→ **Problem details**
Go through the entries below and pick out every line with "Durand".

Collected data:
++++++++++++++++++++

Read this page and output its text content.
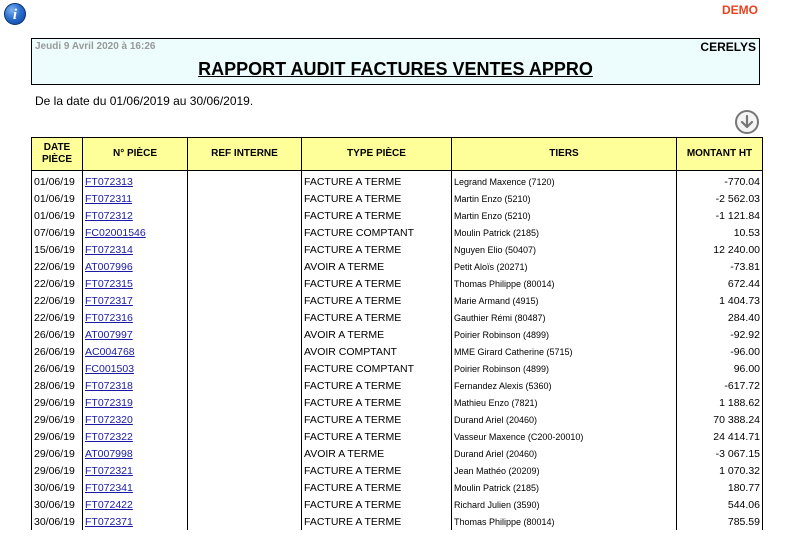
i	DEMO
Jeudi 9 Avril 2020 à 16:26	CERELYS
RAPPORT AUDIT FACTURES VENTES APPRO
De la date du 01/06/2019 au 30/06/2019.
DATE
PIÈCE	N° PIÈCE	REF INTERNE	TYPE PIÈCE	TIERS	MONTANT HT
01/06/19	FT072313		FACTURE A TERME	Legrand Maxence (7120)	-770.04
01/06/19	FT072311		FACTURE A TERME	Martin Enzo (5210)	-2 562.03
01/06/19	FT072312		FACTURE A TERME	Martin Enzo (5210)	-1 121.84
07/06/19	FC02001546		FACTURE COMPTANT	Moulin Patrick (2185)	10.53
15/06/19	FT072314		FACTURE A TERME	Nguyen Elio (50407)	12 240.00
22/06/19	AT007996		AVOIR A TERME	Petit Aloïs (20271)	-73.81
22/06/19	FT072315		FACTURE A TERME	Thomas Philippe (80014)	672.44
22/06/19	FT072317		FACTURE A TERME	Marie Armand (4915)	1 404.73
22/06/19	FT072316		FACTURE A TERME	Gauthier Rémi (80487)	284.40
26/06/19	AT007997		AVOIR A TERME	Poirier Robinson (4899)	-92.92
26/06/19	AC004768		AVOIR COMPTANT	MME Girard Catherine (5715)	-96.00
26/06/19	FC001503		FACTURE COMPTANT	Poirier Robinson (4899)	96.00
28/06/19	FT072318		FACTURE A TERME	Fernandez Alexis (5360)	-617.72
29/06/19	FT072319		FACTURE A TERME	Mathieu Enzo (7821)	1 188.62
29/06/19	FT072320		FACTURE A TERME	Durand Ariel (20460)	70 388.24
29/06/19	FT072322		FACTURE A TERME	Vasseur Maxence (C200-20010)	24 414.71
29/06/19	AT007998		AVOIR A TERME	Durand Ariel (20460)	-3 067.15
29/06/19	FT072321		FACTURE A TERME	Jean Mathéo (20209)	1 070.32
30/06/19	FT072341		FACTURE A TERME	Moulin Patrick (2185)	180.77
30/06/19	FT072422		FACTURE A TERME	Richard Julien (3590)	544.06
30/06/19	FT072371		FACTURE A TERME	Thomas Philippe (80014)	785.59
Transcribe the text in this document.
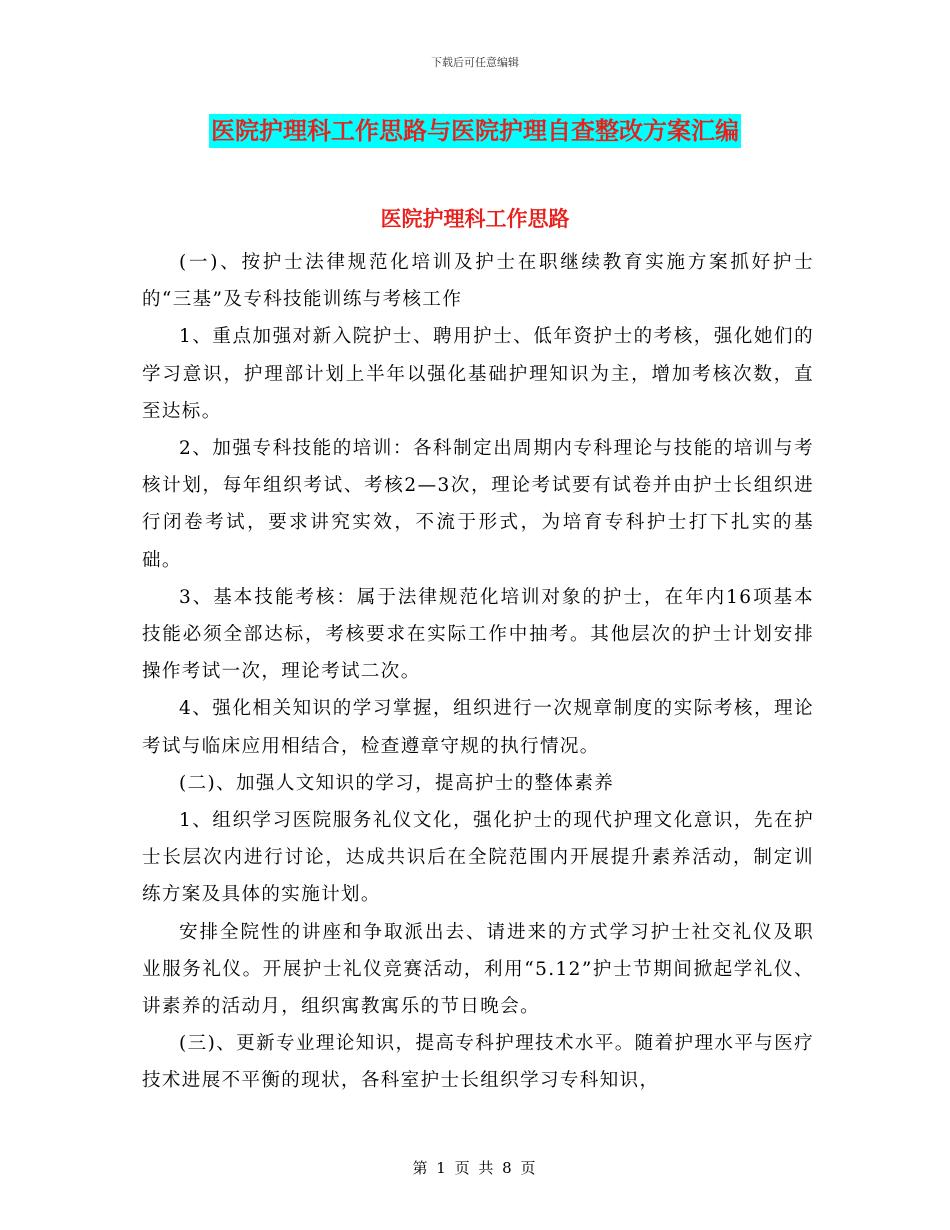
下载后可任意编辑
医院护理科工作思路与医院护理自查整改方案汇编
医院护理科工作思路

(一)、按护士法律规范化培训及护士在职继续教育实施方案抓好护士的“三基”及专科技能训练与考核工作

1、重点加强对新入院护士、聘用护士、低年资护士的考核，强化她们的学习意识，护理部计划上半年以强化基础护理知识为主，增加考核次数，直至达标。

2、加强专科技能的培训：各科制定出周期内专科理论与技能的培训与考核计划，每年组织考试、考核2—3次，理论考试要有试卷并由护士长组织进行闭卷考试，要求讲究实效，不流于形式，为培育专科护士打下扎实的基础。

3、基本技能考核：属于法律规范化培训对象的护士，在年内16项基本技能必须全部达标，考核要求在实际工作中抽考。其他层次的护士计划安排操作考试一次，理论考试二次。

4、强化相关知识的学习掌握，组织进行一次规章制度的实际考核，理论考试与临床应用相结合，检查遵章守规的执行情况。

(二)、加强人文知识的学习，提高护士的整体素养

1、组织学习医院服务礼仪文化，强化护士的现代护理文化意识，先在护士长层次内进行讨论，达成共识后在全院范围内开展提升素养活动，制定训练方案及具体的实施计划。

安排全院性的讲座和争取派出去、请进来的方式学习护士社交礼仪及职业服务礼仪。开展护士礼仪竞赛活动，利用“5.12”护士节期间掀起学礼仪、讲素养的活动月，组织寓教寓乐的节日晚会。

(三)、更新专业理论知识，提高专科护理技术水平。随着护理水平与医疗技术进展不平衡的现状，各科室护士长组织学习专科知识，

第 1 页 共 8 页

++++++++++++++++++++

→ **Completed task**
29/06/19	FT072320		FACTURE A TERME	Durand Ariel (20460)	70 388.24
29/06/19	AT007998		AVOIR A TERME	Durand Ariel (20460)	-3 067.15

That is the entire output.